=== SUPPLIED DATA ===

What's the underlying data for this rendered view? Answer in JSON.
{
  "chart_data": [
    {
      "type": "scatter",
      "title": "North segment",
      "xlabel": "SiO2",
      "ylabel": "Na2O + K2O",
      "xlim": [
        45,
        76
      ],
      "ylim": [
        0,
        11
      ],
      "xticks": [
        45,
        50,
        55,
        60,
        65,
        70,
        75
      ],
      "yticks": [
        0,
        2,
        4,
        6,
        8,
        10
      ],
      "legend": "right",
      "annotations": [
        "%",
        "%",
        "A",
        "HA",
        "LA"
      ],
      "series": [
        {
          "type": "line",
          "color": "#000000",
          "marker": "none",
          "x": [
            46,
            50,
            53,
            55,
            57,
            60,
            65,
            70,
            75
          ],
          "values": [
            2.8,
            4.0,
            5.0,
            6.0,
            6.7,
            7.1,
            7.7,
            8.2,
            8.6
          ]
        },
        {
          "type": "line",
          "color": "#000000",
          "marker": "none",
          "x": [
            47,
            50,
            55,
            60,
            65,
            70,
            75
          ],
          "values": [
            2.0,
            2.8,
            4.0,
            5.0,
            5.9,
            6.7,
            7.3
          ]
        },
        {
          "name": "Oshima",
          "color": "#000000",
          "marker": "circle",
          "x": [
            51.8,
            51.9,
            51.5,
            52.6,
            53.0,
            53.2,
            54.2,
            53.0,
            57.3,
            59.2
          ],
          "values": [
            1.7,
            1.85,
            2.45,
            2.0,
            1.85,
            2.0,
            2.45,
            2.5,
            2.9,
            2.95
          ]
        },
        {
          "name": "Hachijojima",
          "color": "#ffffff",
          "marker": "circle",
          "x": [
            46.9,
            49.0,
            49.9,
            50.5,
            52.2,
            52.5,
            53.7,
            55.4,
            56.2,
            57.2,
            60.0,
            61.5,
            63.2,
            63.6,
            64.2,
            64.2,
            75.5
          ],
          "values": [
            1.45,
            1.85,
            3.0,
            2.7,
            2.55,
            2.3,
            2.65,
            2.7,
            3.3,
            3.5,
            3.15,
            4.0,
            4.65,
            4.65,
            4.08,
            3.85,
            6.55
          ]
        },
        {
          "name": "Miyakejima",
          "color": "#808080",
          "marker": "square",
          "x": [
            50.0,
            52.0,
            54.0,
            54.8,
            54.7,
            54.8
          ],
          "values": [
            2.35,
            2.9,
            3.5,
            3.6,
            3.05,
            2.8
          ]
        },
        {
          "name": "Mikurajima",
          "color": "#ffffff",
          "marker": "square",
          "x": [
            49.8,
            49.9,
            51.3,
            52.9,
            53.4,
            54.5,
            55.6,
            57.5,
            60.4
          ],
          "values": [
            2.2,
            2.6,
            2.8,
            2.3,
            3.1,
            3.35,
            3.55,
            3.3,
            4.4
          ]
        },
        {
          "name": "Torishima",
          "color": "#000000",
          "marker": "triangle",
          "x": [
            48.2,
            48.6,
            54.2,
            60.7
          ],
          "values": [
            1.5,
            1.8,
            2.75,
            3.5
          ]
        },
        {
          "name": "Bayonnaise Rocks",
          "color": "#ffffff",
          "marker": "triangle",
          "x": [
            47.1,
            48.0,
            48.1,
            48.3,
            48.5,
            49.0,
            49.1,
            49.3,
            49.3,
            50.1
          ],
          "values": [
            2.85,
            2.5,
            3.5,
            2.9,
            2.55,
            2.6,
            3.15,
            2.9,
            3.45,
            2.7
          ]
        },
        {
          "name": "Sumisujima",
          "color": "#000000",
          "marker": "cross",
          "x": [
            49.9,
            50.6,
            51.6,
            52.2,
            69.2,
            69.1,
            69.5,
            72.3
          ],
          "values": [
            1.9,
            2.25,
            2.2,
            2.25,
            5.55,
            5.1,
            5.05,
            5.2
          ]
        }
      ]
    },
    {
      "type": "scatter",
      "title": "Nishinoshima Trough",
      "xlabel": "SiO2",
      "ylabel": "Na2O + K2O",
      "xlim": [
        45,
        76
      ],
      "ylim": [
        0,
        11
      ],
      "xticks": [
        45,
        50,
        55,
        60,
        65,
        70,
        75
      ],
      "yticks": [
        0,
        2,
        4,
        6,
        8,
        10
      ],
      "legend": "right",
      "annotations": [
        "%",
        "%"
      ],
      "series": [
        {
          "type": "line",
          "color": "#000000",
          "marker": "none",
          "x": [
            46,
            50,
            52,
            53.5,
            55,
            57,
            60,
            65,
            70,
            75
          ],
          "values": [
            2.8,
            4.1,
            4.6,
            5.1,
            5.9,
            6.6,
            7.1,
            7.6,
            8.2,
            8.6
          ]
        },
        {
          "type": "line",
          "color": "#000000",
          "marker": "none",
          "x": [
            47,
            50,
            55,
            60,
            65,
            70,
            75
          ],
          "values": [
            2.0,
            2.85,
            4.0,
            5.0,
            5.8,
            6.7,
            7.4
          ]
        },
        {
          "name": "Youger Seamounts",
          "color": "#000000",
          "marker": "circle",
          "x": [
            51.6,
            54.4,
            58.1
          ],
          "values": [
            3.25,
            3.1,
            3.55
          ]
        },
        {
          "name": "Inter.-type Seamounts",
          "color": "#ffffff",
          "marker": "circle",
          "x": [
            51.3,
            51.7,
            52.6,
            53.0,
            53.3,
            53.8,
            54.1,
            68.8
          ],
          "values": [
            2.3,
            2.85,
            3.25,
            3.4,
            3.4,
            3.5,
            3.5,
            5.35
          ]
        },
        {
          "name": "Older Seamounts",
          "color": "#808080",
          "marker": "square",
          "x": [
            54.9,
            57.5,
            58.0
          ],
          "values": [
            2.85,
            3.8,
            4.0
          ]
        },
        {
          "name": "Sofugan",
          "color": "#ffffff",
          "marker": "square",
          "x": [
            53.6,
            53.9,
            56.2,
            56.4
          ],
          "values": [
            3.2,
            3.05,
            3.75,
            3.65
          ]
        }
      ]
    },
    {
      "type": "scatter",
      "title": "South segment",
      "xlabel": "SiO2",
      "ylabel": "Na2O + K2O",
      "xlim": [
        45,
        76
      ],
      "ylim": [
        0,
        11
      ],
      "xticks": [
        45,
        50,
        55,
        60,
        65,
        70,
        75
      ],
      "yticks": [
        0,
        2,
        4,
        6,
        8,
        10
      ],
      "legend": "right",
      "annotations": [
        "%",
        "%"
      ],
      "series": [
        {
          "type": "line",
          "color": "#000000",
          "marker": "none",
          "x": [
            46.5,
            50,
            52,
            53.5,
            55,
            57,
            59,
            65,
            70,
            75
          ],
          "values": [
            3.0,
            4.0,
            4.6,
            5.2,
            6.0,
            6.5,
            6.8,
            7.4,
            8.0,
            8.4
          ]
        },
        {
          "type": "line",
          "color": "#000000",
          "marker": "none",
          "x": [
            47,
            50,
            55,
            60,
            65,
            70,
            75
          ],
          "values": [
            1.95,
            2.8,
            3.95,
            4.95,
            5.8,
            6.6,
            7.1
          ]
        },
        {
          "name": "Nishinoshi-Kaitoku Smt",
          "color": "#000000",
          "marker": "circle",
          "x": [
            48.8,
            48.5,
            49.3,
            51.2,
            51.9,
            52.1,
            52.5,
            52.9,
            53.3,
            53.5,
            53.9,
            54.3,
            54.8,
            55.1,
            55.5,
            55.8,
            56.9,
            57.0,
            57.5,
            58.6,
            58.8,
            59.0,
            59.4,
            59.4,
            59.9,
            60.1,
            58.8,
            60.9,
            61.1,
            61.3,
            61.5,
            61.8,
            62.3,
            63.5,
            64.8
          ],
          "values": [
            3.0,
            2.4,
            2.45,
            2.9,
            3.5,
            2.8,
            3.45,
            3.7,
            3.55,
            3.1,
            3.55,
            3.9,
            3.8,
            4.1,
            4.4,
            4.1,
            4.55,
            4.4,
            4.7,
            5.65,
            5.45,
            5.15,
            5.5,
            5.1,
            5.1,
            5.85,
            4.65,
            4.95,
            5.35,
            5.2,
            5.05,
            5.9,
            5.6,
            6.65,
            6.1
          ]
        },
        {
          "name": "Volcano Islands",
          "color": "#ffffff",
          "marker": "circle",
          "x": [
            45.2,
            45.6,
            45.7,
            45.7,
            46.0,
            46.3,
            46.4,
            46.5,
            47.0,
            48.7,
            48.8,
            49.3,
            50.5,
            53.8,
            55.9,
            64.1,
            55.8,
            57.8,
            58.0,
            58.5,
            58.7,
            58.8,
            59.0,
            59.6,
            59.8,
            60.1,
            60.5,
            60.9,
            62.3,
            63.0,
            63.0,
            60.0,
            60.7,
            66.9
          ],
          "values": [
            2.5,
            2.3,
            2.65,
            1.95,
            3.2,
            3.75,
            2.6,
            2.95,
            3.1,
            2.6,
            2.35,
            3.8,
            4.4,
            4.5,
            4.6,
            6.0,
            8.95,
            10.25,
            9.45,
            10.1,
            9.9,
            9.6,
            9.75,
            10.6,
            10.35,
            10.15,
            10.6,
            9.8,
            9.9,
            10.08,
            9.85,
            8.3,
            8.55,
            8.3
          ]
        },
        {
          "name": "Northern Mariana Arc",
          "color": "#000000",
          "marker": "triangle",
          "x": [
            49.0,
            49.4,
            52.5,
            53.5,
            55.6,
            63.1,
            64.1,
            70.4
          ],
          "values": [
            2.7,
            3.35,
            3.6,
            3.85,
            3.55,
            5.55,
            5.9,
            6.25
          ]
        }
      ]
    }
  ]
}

===
=== SUPPLIED DATA ===

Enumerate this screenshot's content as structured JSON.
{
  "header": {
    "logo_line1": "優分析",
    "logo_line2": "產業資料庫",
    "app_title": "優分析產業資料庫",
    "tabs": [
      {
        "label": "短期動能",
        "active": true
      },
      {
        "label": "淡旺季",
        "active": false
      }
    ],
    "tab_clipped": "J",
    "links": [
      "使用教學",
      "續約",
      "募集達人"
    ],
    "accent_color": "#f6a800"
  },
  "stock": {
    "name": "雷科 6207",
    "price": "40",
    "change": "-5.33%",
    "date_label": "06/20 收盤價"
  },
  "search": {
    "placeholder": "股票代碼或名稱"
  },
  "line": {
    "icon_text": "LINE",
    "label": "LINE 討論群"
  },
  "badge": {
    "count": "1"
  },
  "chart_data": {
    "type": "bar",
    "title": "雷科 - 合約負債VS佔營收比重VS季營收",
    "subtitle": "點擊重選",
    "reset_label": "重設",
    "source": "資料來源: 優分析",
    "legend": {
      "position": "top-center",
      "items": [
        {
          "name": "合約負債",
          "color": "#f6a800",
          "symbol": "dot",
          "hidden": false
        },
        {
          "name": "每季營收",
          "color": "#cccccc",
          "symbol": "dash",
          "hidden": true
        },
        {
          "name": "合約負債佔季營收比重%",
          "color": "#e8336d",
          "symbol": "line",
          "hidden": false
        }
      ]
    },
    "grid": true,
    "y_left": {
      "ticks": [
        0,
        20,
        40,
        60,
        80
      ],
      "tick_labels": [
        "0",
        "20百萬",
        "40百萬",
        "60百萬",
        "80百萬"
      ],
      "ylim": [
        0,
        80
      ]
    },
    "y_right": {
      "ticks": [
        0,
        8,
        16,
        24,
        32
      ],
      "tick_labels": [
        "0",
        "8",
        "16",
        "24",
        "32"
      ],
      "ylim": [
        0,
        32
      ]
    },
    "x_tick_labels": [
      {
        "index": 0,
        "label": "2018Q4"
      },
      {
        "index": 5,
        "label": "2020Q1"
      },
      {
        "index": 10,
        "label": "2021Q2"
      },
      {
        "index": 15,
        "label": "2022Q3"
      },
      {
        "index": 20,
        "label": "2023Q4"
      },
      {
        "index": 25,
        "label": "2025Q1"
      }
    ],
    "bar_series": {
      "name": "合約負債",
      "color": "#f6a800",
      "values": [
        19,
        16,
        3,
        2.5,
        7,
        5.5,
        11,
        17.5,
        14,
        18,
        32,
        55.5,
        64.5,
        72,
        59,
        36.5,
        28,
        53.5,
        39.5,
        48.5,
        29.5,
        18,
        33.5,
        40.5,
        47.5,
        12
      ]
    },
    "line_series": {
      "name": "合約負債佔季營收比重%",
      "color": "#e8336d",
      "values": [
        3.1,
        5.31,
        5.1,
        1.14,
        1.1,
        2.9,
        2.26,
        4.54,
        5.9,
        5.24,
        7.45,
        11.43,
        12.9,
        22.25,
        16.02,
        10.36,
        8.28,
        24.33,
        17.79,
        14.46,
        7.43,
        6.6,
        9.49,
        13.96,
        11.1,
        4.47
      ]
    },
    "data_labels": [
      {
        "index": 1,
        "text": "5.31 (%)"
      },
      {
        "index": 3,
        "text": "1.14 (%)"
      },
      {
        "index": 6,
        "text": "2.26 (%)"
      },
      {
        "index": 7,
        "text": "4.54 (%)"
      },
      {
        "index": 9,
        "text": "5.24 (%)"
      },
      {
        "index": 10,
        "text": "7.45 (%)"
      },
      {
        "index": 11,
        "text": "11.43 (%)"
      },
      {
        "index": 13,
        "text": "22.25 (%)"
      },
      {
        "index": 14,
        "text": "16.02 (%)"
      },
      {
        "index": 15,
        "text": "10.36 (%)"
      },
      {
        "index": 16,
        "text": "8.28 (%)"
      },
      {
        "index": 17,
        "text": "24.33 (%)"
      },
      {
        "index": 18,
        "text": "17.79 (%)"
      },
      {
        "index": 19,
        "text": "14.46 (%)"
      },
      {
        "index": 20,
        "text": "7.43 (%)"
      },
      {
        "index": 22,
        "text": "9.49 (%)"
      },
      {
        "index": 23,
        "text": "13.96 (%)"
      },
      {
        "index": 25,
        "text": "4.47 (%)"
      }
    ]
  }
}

===

• _EXERCISE_:
Gather each line of the records holding the string "segment".

• _WORKED ANSWER_:
      "title": "North segment",
      "title": "South segment",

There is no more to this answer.